• _Stated problem 1_
Which two deep learning packages do the Theano notes name as examples built on Theano?
• _Stated problem 2_
Quote the part of the records that opens with their first line and closes with the line containing "vzbv-logo: verbraucherzentrale Bundesverband", including both of those lines.

#### Machine Learning 2: predictive models, deep learning, neural network 2022Z

### This material may not be copied or published elsewhere (including Facebook and other social media) without the  permission of the author!


# Theano

- Python library for defining mathematical functions (operating over vectors and matrices),
- allows to compute the gradients of defined functions
- low level library for building and training neural networks
- the foundational layer for many deep learning packages (ex. Keras,Lasagne)

# Instalation of Keras

Hint: Check which Anaconda version is suitable for architecture of Your system [32-bit or 64-bit?]
<br><br>
<b>Using Anaconda Prompt </b><br>
1. windows search-> Anaconda Prompt
2. conda update conda [enter]
3. conda update anaconda [enter]
4. conda install theano [enter]
5. Proceed y/n y

or <br><br>
<b>Using Jupyter</b><br>
1. !pip install theano 

### Optimizing loss functions = use of stochastic gradient descent (SGD)

• _The input_
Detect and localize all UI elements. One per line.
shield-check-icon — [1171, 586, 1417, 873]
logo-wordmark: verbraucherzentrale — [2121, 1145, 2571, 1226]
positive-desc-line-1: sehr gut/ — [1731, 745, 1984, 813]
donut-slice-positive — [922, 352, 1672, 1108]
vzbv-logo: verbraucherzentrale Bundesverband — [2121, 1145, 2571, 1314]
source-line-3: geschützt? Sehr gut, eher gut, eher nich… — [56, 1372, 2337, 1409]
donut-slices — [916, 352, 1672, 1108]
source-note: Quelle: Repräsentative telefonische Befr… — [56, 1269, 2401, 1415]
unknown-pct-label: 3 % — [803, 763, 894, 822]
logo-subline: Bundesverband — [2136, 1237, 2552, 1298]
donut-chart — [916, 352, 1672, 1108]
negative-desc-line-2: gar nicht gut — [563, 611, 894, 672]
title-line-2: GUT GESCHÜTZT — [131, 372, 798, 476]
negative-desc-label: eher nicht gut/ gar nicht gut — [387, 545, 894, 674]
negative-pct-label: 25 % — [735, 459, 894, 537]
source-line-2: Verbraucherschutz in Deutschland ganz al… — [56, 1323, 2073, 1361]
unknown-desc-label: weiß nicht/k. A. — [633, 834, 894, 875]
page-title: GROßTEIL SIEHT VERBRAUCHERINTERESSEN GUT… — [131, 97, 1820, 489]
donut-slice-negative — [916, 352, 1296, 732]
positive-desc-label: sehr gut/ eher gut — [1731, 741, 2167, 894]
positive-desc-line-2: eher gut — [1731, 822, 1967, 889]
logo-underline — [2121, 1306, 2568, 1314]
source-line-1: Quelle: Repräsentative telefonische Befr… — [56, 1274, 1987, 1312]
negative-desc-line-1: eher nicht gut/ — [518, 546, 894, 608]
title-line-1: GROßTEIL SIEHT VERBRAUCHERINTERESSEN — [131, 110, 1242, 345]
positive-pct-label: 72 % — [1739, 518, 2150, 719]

• _Task response 1_
Keras and Lasagne.

• _Task response 2_
Detect and localize all UI elements. One per line.
shield-check-icon — [1171, 586, 1417, 873]
logo-wordmark: verbraucherzentrale — [2121, 1145, 2571, 1226]
positive-desc-line-1: sehr gut/ — [1731, 745, 1984, 813]
donut-slice-positive — [922, 352, 1672, 1108]
vzbv-logo: verbraucherzentrale Bundesverband — [2121, 1145, 2571, 1314]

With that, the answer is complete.